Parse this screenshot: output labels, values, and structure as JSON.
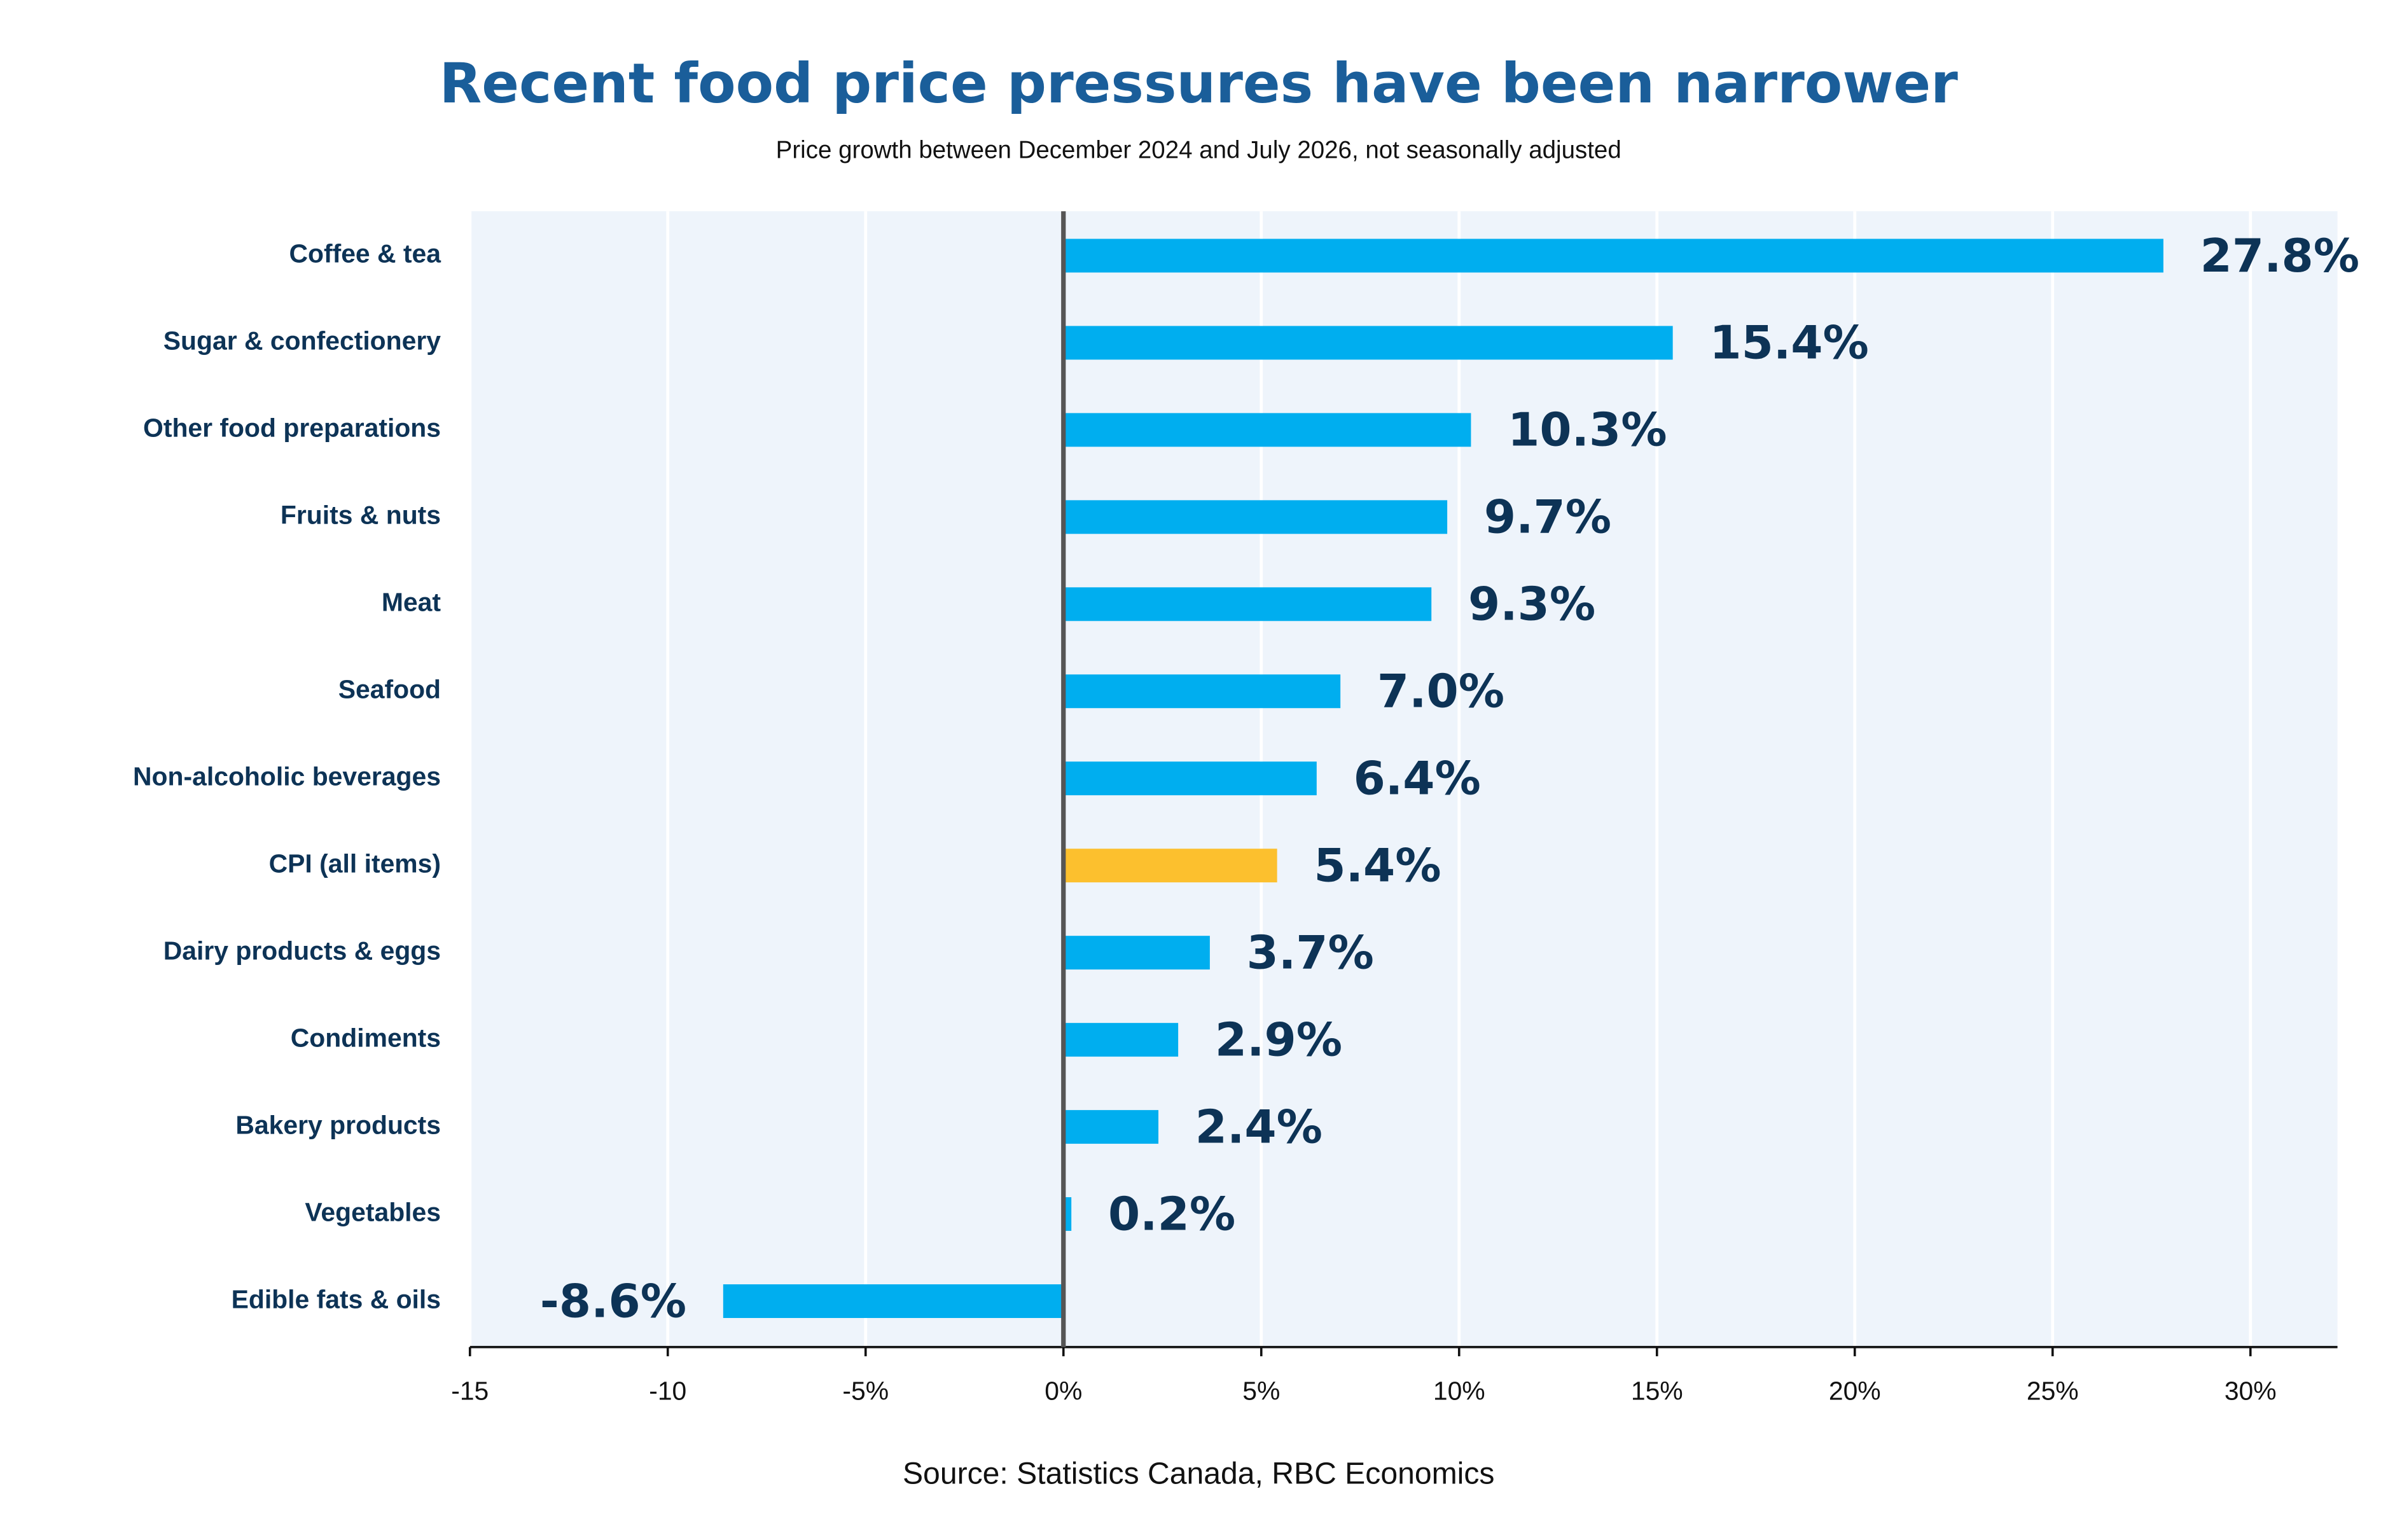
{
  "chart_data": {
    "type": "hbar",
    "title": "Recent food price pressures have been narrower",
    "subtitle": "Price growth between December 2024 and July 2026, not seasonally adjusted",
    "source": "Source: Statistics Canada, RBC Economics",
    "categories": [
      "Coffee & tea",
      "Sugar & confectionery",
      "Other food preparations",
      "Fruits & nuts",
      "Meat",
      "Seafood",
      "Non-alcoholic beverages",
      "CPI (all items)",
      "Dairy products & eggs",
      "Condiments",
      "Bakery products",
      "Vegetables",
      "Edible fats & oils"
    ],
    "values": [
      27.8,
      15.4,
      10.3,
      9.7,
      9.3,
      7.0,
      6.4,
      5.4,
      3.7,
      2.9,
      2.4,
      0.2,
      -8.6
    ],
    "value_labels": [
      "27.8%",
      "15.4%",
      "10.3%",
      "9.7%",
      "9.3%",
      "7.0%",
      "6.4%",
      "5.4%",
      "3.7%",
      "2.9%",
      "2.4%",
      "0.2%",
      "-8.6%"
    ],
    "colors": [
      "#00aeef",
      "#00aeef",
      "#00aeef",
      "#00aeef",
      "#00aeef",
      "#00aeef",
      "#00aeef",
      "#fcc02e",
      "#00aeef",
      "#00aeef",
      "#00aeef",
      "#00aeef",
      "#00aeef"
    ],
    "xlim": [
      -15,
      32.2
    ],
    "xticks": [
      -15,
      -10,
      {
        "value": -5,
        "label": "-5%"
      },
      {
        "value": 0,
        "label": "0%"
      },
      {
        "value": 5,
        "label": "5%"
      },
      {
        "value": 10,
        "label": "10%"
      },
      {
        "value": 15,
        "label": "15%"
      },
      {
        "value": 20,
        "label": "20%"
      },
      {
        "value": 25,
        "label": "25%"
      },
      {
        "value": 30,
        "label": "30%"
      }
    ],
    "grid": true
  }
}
...
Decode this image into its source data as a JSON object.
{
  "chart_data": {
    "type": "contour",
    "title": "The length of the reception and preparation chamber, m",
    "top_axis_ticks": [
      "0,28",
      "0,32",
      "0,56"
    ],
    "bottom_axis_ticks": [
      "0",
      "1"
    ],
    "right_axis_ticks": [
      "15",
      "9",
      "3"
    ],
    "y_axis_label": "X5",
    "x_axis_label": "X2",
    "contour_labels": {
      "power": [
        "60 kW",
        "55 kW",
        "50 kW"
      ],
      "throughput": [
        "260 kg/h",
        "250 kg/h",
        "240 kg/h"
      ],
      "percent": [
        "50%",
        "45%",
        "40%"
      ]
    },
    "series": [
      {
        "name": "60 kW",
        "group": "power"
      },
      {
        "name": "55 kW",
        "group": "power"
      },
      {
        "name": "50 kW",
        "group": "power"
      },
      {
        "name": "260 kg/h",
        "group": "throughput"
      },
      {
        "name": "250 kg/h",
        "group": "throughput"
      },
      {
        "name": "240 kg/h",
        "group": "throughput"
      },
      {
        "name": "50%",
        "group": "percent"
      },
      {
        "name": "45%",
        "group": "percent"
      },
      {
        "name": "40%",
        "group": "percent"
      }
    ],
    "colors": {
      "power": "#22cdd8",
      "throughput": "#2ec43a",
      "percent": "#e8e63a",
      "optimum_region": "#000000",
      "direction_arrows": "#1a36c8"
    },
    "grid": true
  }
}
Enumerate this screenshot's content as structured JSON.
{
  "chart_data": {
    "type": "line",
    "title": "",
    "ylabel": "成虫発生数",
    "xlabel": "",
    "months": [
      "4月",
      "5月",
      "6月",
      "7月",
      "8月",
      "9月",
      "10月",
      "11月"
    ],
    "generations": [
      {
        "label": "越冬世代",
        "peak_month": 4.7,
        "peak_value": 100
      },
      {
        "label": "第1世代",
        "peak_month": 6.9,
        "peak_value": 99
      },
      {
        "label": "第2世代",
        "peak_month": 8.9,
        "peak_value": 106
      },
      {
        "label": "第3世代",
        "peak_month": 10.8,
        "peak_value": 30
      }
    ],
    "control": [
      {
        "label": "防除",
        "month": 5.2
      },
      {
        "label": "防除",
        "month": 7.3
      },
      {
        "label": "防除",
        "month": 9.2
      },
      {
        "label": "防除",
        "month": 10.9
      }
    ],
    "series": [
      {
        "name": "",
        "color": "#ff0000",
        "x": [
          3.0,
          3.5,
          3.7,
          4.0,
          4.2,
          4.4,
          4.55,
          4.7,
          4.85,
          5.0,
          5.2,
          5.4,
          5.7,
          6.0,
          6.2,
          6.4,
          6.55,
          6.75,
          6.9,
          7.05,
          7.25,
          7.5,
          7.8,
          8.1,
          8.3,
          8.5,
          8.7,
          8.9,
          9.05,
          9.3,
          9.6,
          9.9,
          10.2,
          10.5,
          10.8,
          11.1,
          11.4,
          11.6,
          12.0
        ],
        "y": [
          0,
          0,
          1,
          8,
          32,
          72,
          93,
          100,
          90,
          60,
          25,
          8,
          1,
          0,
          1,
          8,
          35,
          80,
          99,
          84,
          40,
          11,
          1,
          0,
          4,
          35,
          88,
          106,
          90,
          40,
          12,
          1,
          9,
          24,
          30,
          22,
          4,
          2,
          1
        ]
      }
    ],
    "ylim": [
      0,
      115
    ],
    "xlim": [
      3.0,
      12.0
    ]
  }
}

→ Job: Select every line in the material above where the string "JSON" occurs, and copy it.

→ Written solution:
Parse this screenshot: output labels, values, and structure as JSON.
Decode this image into its source data as a JSON object.
Enumerate this screenshot's content as structured JSON.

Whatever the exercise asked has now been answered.